Records from a collection:
^^^^^^^^
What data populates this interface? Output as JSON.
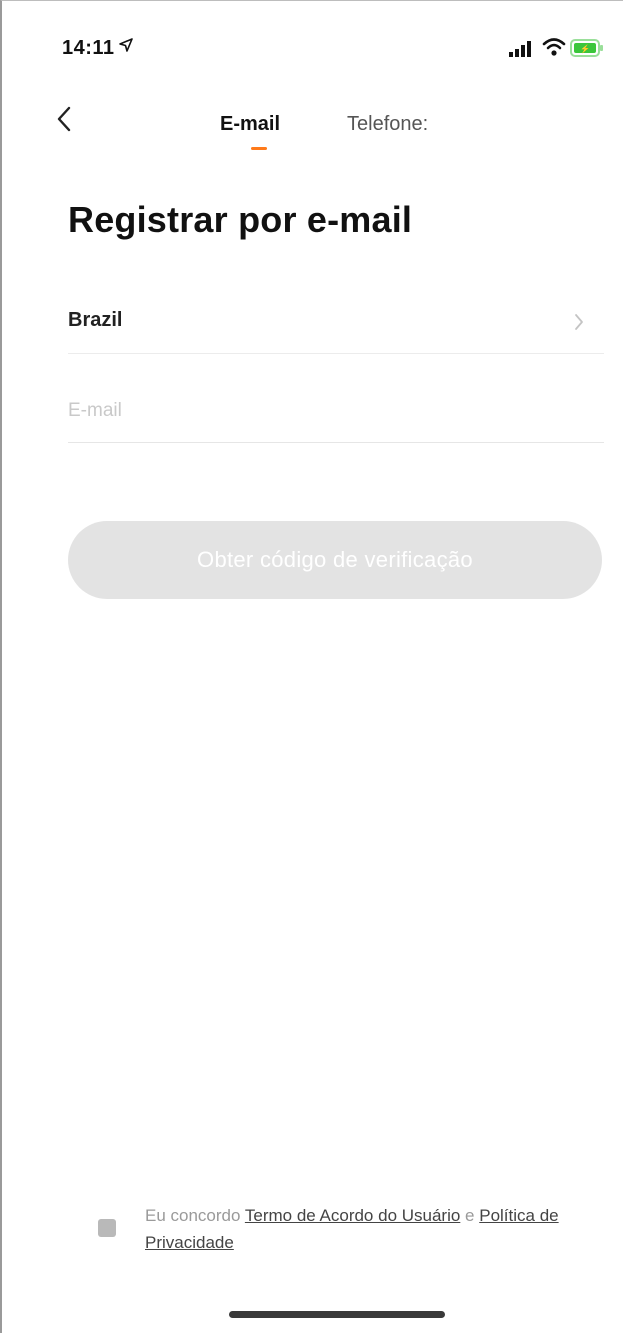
{
  "status_bar": {
    "time": "14:11",
    "icons": [
      "location-arrow-icon",
      "signal-icon",
      "wifi-icon",
      "battery-icon"
    ],
    "battery_color": "#3cc63c"
  },
  "nav": {
    "back_icon": "chevron-left-icon",
    "tabs": [
      {
        "label": "E-mail",
        "active": true
      },
      {
        "label": "Telefone:",
        "active": false
      }
    ],
    "accent_color": "#ff7a1a"
  },
  "page": {
    "title": "Registrar por e-mail"
  },
  "form": {
    "country": "Brazil",
    "country_icon": "chevron-right-icon",
    "email_placeholder": "E-mail",
    "email_value": "",
    "submit_label": "Obter código de verificação",
    "submit_enabled": false
  },
  "agreement": {
    "prefix": "Eu concordo ",
    "terms_link": "Termo de Acordo do Usuário",
    "conjunction": " e ",
    "privacy_link": "Política de Privacidade"
  }
}
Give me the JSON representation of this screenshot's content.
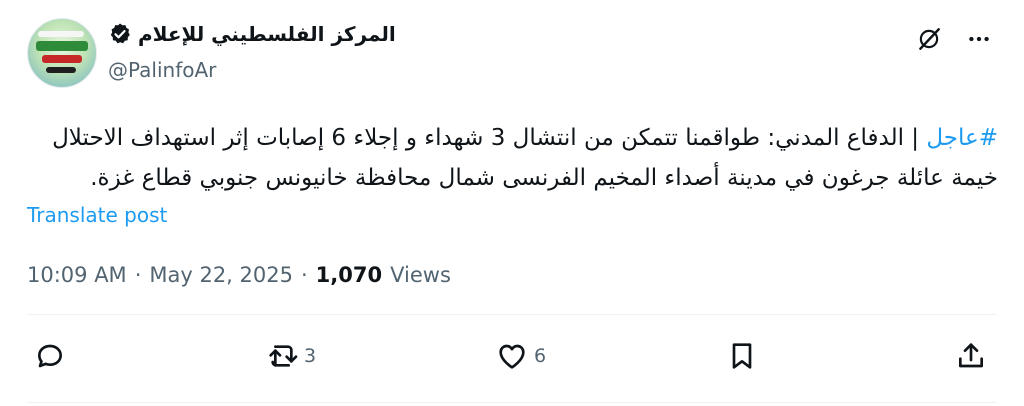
{
  "author": {
    "display_name": "المركز الفلسطيني للإعلام",
    "handle": "@PalinfoAr",
    "verified": true
  },
  "post": {
    "hashtag": "#عاجل",
    "body": " | الدفاع المدني: طواقمنا تتمكن من انتشال 3 شهداء و إجلاء 6 إصابات إثر استهداف الاحتلال خيمة عائلة جرغون في مدينة أصداء المخيم الفرنسى شمال محافظة خانيونس جنوبي قطاع غزة.",
    "translate_label": "Translate post",
    "time": "10:09 AM",
    "separator": "·",
    "date": "May 22, 2025",
    "views_count": "1,070",
    "views_label": "Views"
  },
  "actions": {
    "reply_count": "",
    "repost_count": "3",
    "like_count": "6"
  },
  "icons": {
    "more": "more-horizontal-icon",
    "grok": "grok-icon",
    "reply": "reply-icon",
    "repost": "repost-icon",
    "like": "heart-icon",
    "bookmark": "bookmark-icon",
    "share": "share-icon"
  },
  "colors": {
    "accent": "#1d9bf0",
    "text": "#0f1419",
    "secondary": "#536471"
  }
}
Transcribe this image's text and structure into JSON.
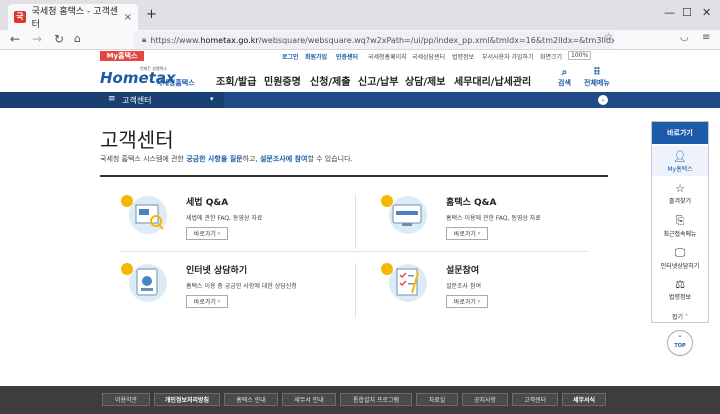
{
  "browser": {
    "tab_title": "국세청 홈택스 - 고객센터",
    "tab_close": "×",
    "new_tab": "+",
    "url_prefix": "https://www.",
    "url_domain": "hometax.go.kr",
    "url_rest": "/websquare/websquare.wq?w2xPath=/ui/pp/index_pp.xml&tmIdx=16&tm2lIdx=&tm3lIdx=",
    "back": "←",
    "forward": "→",
    "reload": "↻",
    "home": "⌂"
  },
  "util": {
    "my_hometax": "My홈택스",
    "links": [
      "로그인",
      "회원가입",
      "인증센터",
      "국세청홈페이지",
      "국세상담센터",
      "법령정보",
      "부서사용자 가입하기",
      "화면크기"
    ],
    "zoom": "100%"
  },
  "logo": {
    "brand": "Hometax",
    "sub": "국세청홈택스",
    "tagline": "언제든 실행택스"
  },
  "menu": [
    "조회/발급",
    "민원증명",
    "신청/제출",
    "신고/납부",
    "상담/제보",
    "세무대리/납세관리"
  ],
  "right_buttons": [
    {
      "icon": "search-icon",
      "label": "검색"
    },
    {
      "icon": "grid-icon",
      "label": "전체메뉴"
    }
  ],
  "subnav": {
    "title": "고객센터"
  },
  "page": {
    "title": "고객센터",
    "desc_pre": "국세청 홈택스 시스템에 관한 ",
    "desc_b1": "궁금한 사항을 질문",
    "desc_mid": "하고, ",
    "desc_b2": "설문조사에 참여",
    "desc_post": "할 수 있습니다."
  },
  "cards": [
    {
      "title": "세법 Q&A",
      "desc": "세법에 관한 FAQ, 동영상 자료",
      "go": "바로가기"
    },
    {
      "title": "홈택스 Q&A",
      "desc": "홈택스 이용에 관한 FAQ, 동영상 자료",
      "go": "바로가기"
    },
    {
      "title": "인터넷 상담하기",
      "desc": "홈택스 이용 중 궁금한 사항에 대한 상담신청",
      "go": "바로가기"
    },
    {
      "title": "설문참여",
      "desc": "설문조사 참여",
      "go": "바로가기"
    }
  ],
  "quick": {
    "header": "바로가기",
    "items": [
      "My홈택스",
      "즐겨찾기",
      "최근접속메뉴",
      "인터넷상담하기",
      "법령정보"
    ],
    "fold": "접기 ˄",
    "top": "TOP"
  },
  "footer": [
    "이용약관",
    "개인정보처리방침",
    "홈택스 안내",
    "세무서 안내",
    "통합설치 프로그램",
    "자료실",
    "공지사항",
    "고객센터",
    "세무서식"
  ],
  "colors": {
    "brand_blue": "#1d5ba8",
    "nav_dark": "#214b86",
    "accent_red": "#e2483f",
    "footer": "#3d3d3d",
    "card_yellow": "#f5b800"
  }
}
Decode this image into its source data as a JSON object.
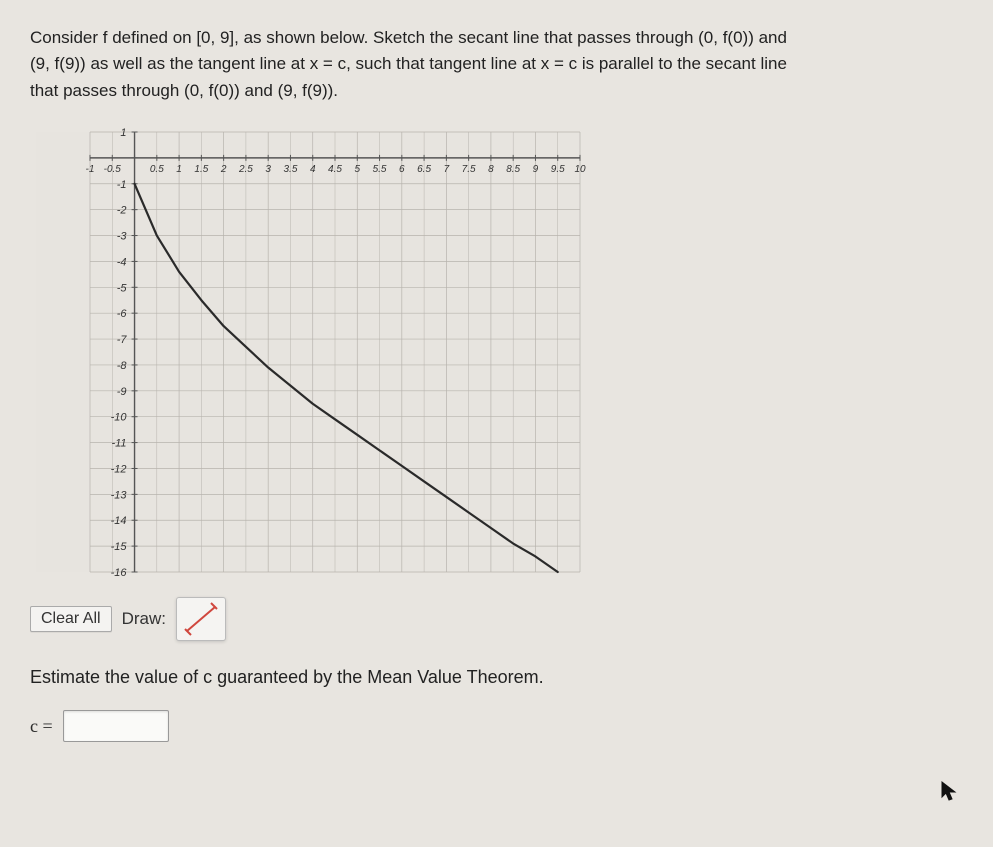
{
  "problem": {
    "line1": "Consider f defined on [0, 9], as shown below. Sketch the secant line that passes through (0, f(0)) and",
    "line2": "(9, f(9)) as well as the tangent line at x = c, such that tangent line at x = c is parallel to the secant line",
    "line3": "that passes through (0, f(0)) and (9, f(9))."
  },
  "toolbar": {
    "clear_label": "Clear All",
    "draw_label": "Draw:"
  },
  "estimate_text": "Estimate the value of c guaranteed by the Mean Value Theorem.",
  "answer_label": "c =",
  "chart_data": {
    "type": "line",
    "title": "",
    "xlabel": "",
    "ylabel": "",
    "xlim": [
      -1,
      10
    ],
    "ylim": [
      -16,
      1
    ],
    "xticks": [
      -1,
      -0.5,
      0,
      0.5,
      1,
      1.5,
      2,
      2.5,
      3,
      3.5,
      4,
      4.5,
      5,
      5.5,
      6,
      6.5,
      7,
      7.5,
      8,
      8.5,
      9,
      9.5,
      10
    ],
    "yticks": [
      1,
      -1,
      -2,
      -3,
      -4,
      -5,
      -6,
      -7,
      -8,
      -9,
      -10,
      -11,
      -12,
      -13,
      -14,
      -15,
      -16
    ],
    "series": [
      {
        "name": "f",
        "x": [
          0,
          0.5,
          1,
          1.5,
          2,
          2.5,
          3,
          3.5,
          4,
          4.5,
          5,
          5.5,
          6,
          6.5,
          7,
          7.5,
          8,
          8.5,
          9,
          9.5
        ],
        "values": [
          -1.0,
          -3.0,
          -4.4,
          -5.5,
          -6.5,
          -7.3,
          -8.1,
          -8.8,
          -9.5,
          -10.1,
          -10.7,
          -11.3,
          -11.9,
          -12.5,
          -13.1,
          -13.7,
          -14.3,
          -14.9,
          -15.4,
          -16.0
        ]
      }
    ]
  }
}
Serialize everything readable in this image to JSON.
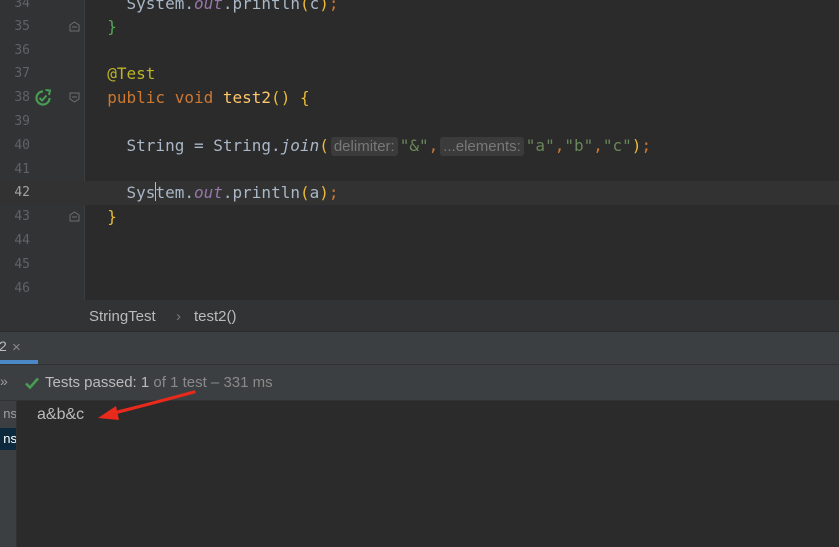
^^^^^^^^
◆ Task statement
Working from the lines above, reproduce the material exactly and exclude its pictures.

◆ Expected answer
What data populates this interface? Output as JSON.
{
  "status_bar": {
    "time": "14:11",
    "icons": [
      "location-arrow-icon",
      "signal-icon",
      "wifi-icon",
      "battery-icon"
    ],
    "battery_color": "#3cc63c"
  },
  "nav": {
    "back_icon": "chevron-left-icon",
    "tabs": [
      {
        "label": "E-mail",
        "active": true
      },
      {
        "label": "Telefone:",
        "active": false
      }
    ],
    "accent_color": "#ff7a1a"
  },
  "page": {
    "title": "Registrar por e-mail"
  },
  "form": {
    "country": "Brazil",
    "country_icon": "chevron-right-icon",
    "email_placeholder": "E-mail",
    "email_value": "",
    "submit_label": "Obter código de verificação",
    "submit_enabled": false
  },
  "agreement": {
    "prefix": "Eu concordo ",
    "terms_link": "Termo de Acordo do Usuário",
    "conjunction": " e ",
    "privacy_link": "Política de Privacidade"
  }
}
Give me the JSON representation of this screenshot's content.
{
  "author": {
    "display_name": "المركز الفلسطيني للإعلام",
    "handle": "@PalinfoAr",
    "verified": true
  },
  "post": {
    "hashtag": "#عاجل",
    "body": " | الدفاع المدني: طواقمنا تتمكن من انتشال 3 شهداء و إجلاء 6 إصابات إثر استهداف الاحتلال خيمة عائلة جرغون في مدينة أصداء المخيم الفرنسى شمال محافظة خانيونس جنوبي قطاع غزة.",
    "translate_label": "Translate post",
    "time": "10:09 AM",
    "separator": "·",
    "date": "May 22, 2025",
    "views_count": "1,070",
    "views_label": "Views"
  },
  "actions": {
    "reply_count": "",
    "repost_count": "3",
    "like_count": "6"
  },
  "icons": {
    "more": "more-horizontal-icon",
    "grok": "grok-icon",
    "reply": "reply-icon",
    "repost": "repost-icon",
    "like": "heart-icon",
    "bookmark": "bookmark-icon",
    "share": "share-icon"
  },
  "colors": {
    "accent": "#1d9bf0",
    "text": "#0f1419",
    "secondary": "#536471"
  }
}
Transcribe this image's text and structure into JSON.
{
  "browser": {
    "tab_title": "국세청 홈택스 - 고객센터",
    "tab_close": "×",
    "new_tab": "+",
    "url_prefix": "https://www.",
    "url_domain": "hometax.go.kr",
    "url_rest": "/websquare/websquare.wq?w2xPath=/ui/pp/index_pp.xml&tmIdx=16&tm2lIdx=&tm3lIdx=",
    "back": "←",
    "forward": "→",
    "reload": "↻",
    "home": "⌂"
  },
  "util": {
    "my_hometax": "My홈택스",
    "links": [
      "로그인",
      "회원가입",
      "인증센터",
      "국세청홈페이지",
      "국세상담센터",
      "법령정보",
      "부서사용자 가입하기",
      "화면크기"
    ],
    "zoom": "100%"
  },
  "logo": {
    "brand": "Hometax",
    "sub": "국세청홈택스",
    "tagline": "언제든 실행택스"
  },
  "menu": [
    "조회/발급",
    "민원증명",
    "신청/제출",
    "신고/납부",
    "상담/제보",
    "세무대리/납세관리"
  ],
  "right_buttons": [
    {
      "icon": "search-icon",
      "label": "검색"
    },
    {
      "icon": "grid-icon",
      "label": "전체메뉴"
    }
  ],
  "subnav": {
    "title": "고객센터"
  },
  "page": {
    "title": "고객센터",
    "desc_pre": "국세청 홈택스 시스템에 관한 ",
    "desc_b1": "궁금한 사항을 질문",
    "desc_mid": "하고, ",
    "desc_b2": "설문조사에 참여",
    "desc_post": "할 수 있습니다."
  },
  "cards": [
    {
      "title": "세법 Q&A",
      "desc": "세법에 관한 FAQ, 동영상 자료",
      "go": "바로가기"
    },
    {
      "title": "홈택스 Q&A",
      "desc": "홈택스 이용에 관한 FAQ, 동영상 자료",
      "go": "바로가기"
    },
    {
      "title": "인터넷 상담하기",
      "desc": "홈택스 이용 중 궁금한 사항에 대한 상담신청",
      "go": "바로가기"
    },
    {
      "title": "설문참여",
      "desc": "설문조사 참여",
      "go": "바로가기"
    }
  ],
  "quick": {
    "header": "바로가기",
    "items": [
      "My홈택스",
      "즐겨찾기",
      "최근접속메뉴",
      "인터넷상담하기",
      "법령정보"
    ],
    "fold": "접기 ˄",
    "top": "TOP"
  },
  "footer": [
    "이용약관",
    "개인정보처리방침",
    "홈택스 안내",
    "세무서 안내",
    "통합설치 프로그램",
    "자료실",
    "공지사항",
    "고객센터",
    "세무서식"
  ],
  "colors": {
    "brand_blue": "#1d5ba8",
    "nav_dark": "#214b86",
    "accent_red": "#e2483f",
    "footer": "#3d3d3d",
    "card_yellow": "#f5b800"
  }
}
Decode this image into its source data as a JSON object.
{
  "problem": {
    "line1": "Consider f defined on [0, 9], as shown below. Sketch the secant line that passes through (0, f(0)) and",
    "line2": "(9, f(9)) as well as the tangent line at x = c, such that tangent line at x = c is parallel to the secant line",
    "line3": "that passes through (0, f(0)) and (9, f(9))."
  },
  "toolbar": {
    "clear_label": "Clear All",
    "draw_label": "Draw:"
  },
  "estimate_text": "Estimate the value of c guaranteed by the Mean Value Theorem.",
  "answer_label": "c =",
  "chart_data": {
    "type": "line",
    "title": "",
    "xlabel": "",
    "ylabel": "",
    "xlim": [
      -1,
      10
    ],
    "ylim": [
      -16,
      1
    ],
    "xticks": [
      -1,
      -0.5,
      0,
      0.5,
      1,
      1.5,
      2,
      2.5,
      3,
      3.5,
      4,
      4.5,
      5,
      5.5,
      6,
      6.5,
      7,
      7.5,
      8,
      8.5,
      9,
      9.5,
      10
    ],
    "yticks": [
      1,
      -1,
      -2,
      -3,
      -4,
      -5,
      -6,
      -7,
      -8,
      -9,
      -10,
      -11,
      -12,
      -13,
      -14,
      -15,
      -16
    ],
    "series": [
      {
        "name": "f",
        "x": [
          0,
          0.5,
          1,
          1.5,
          2,
          2.5,
          3,
          3.5,
          4,
          4.5,
          5,
          5.5,
          6,
          6.5,
          7,
          7.5,
          8,
          8.5,
          9,
          9.5
        ],
        "values": [
          -1.0,
          -3.0,
          -4.4,
          -5.5,
          -6.5,
          -7.3,
          -8.1,
          -8.8,
          -9.5,
          -10.1,
          -10.7,
          -11.3,
          -11.9,
          -12.5,
          -13.1,
          -13.7,
          -14.3,
          -14.9,
          -15.4,
          -16.0
        ]
      }
    ]
  }
}
Serialize everything readable in this image to JSON.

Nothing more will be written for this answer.